- WHAT IS NEEDED
Copy out all of the material, matching it word for word.

- DATA LINES
:::
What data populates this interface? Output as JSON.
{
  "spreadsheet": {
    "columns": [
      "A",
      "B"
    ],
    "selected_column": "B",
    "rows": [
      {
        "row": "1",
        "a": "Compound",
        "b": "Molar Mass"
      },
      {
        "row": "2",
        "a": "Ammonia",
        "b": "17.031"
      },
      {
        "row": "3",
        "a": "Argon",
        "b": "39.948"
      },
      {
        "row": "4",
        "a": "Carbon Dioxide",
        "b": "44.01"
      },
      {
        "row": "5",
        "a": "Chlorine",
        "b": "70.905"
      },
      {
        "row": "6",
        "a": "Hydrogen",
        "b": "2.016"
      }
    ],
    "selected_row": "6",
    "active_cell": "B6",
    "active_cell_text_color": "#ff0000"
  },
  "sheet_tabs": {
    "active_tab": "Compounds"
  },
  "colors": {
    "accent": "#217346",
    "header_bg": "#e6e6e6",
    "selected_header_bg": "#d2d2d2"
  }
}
:::
- SOLUTION TO THIS EXERCISE
What data populates this interface? Output as JSON.
{
  "spreadsheet": {
    "columns": [
      "A",
      "B"
    ],
    "selected_column": "B",
    "rows": [
      {
        "row": "1",
        "a": "Compound",
        "b": "Molar Mass"
      },
      {
        "row": "2",
        "a": "Ammonia",
        "b": "17.031"
      },
      {
        "row": "3",
        "a": "Argon",
        "b": "39.948"
      },
      {
        "row": "4",
        "a": "Carbon Dioxide",
        "b": "44.01"
      },
      {
        "row": "5",
        "a": "Chlorine",
        "b": "70.905"
      },
      {
        "row": "6",
        "a": "Hydrogen",
        "b": "2.016"
      }
    ],
    "selected_row": "6",
    "active_cell": "B6",
    "active_cell_text_color": "#ff0000"
  },
  "sheet_tabs": {
    "active_tab": "Compounds"
  },
  "colors": {
    "accent": "#217346",
    "header_bg": "#e6e6e6",
    "selected_header_bg": "#d2d2d2"
  }
}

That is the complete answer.